Stated goal: Set each record down exactly, excluding all images.

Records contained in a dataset
···
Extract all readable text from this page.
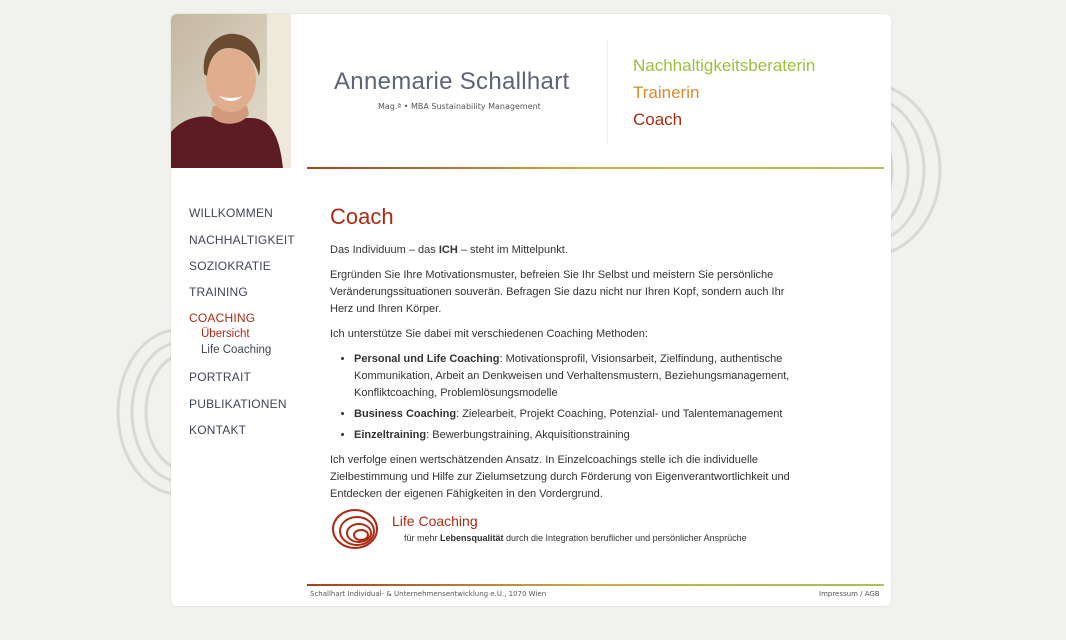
Annemarie Schallhart
Mag.ª • MBA Sustainability Management
Nachhaltigkeitsberaterin
Trainerin
Coach
WILLKOMMEN
NACHHALTIGKEIT
SOZIOKRATIE
TRAINING
COACHING
Übersicht
Life Coaching
PORTRAIT
PUBLIKATIONEN
KONTAKT
Coach

Das Individuum – das ICH – steht im Mittelpunkt.

Ergründen Sie Ihre Motivationsmuster, befreien Sie Ihr Selbst und meistern Sie persönliche Veränderungssituationen souverän. Befragen Sie dazu nicht nur Ihren Kopf, sondern auch Ihr Herz und Ihren Körper.

Ich unterstütze Sie dabei mit verschiedenen Coaching Methoden:

• Personal und Life Coaching: Motivationsprofil, Visionsarbeit, Zielfindung, authentische Kommunikation, Arbeit an Denkweisen und Verhaltensmustern, Beziehungsmanagement, Konfliktcoaching, Problemlösungsmodelle
• Business Coaching: Zielearbeit, Projekt Coaching, Potenzial- und Talentemanagement
• Einzeltraining: Bewerbungstraining, Akquisitionstraining

Ich verfolge einen wertschätzenden Ansatz. In Einzelcoachings stelle ich die individuelle Zielbestimmung und Hilfe zur Zielumsetzung durch Förderung von Eigenverantwortlichkeit und Entdecken der eigenen Fähigkeiten in den Vordergrund.

Life Coaching
für mehr Lebensqualität durch die Integration beruflicher und persönlicher Ansprüche
Schallhart Individual- & Unternehmensentwicklung e.U., 1070 Wien	Impressum / AGB
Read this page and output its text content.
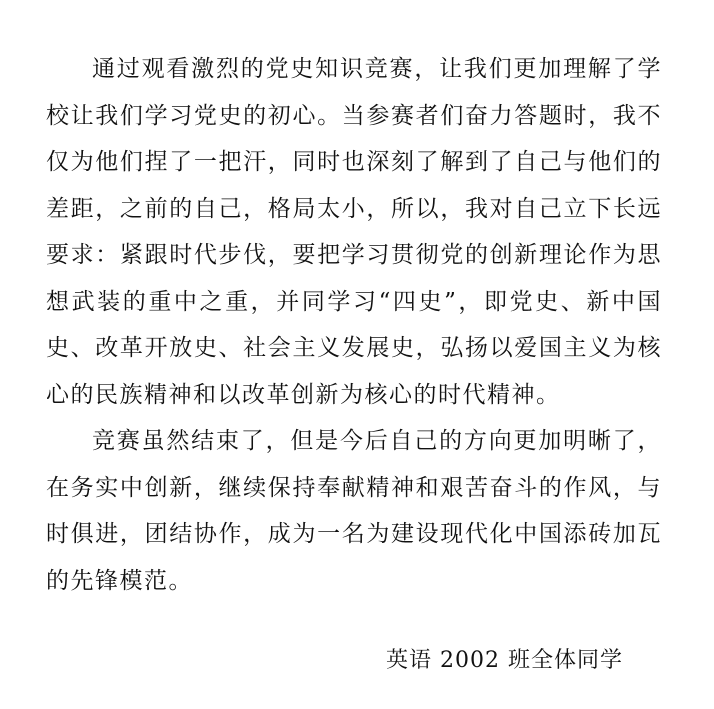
通过观看激烈的党史知识竞赛，让我们更加理解了学校让我们学习党史的初心。当参赛者们奋力答题时，我不仅为他们捏了一把汗，同时也深刻了解到了自己与他们的差距，之前的自己，格局太小，所以，我对自己立下长远要求：紧跟时代步伐，要把学习贯彻党的创新理论作为思想武装的重中之重，并同学习“四史”，即党史、新中国史、改革开放史、社会主义发展史，弘扬以爱国主义为核心的民族精神和以改革创新为核心的时代精神。

竞赛虽然结束了，但是今后自己的方向更加明晰了，在务实中创新，继续保持奉献精神和艰苦奋斗的作风，与时俱进，团结协作，成为一名为建设现代化中国添砖加瓦的先锋模范。

英语 2002 班全体同学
···
Response to this exercise:
Extract all readable text from this page.
Annemarie Schallhart
Mag.ª • MBA Sustainability Management
Nachhaltigkeitsberaterin
Trainerin
Coach
WILLKOMMEN
NACHHALTIGKEIT
SOZIOKRATIE
TRAINING
COACHING
Übersicht
Life Coaching
PORTRAIT
PUBLIKATIONEN
KONTAKT
Coach

Das Individuum – das ICH – steht im Mittelpunkt.

Ergründen Sie Ihre Motivationsmuster, befreien Sie Ihr Selbst und meistern Sie persönliche Veränderungssituationen souverän. Befragen Sie dazu nicht nur Ihren Kopf, sondern auch Ihr Herz und Ihren Körper.

Ich unterstütze Sie dabei mit verschiedenen Coaching Methoden:

• Personal und Life Coaching: Motivationsprofil, Visionsarbeit, Zielfindung, authentische Kommunikation, Arbeit an Denkweisen und Verhaltensmustern, Beziehungsmanagement, Konfliktcoaching, Problemlösungsmodelle
• Business Coaching: Zielearbeit, Projekt Coaching, Potenzial- und Talentemanagement
• Einzeltraining: Bewerbungstraining, Akquisitionstraining

Ich verfolge einen wertschätzenden Ansatz. In Einzelcoachings stelle ich die individuelle Zielbestimmung und Hilfe zur Zielumsetzung durch Förderung von Eigenverantwortlichkeit und Entdecken der eigenen Fähigkeiten in den Vordergrund.

Life Coaching
für mehr Lebensqualität durch die Integration beruflicher und persönlicher Ansprüche
Schallhart Individual- & Unternehmensentwicklung e.U., 1070 Wien	Impressum / AGB
Read this page and output its text content.
通过观看激烈的党史知识竞赛，让我们更加理解了学校让我们学习党史的初心。当参赛者们奋力答题时，我不仅为他们捏了一把汗，同时也深刻了解到了自己与他们的差距，之前的自己，格局太小，所以，我对自己立下长远要求：紧跟时代步伐，要把学习贯彻党的创新理论作为思想武装的重中之重，并同学习“四史”，即党史、新中国史、改革开放史、社会主义发展史，弘扬以爱国主义为核心的民族精神和以改革创新为核心的时代精神。

竞赛虽然结束了，但是今后自己的方向更加明晰了，在务实中创新，继续保持奉献精神和艰苦奋斗的作风，与时俱进，团结协作，成为一名为建设现代化中国添砖加瓦的先锋模范。

英语 2002 班全体同学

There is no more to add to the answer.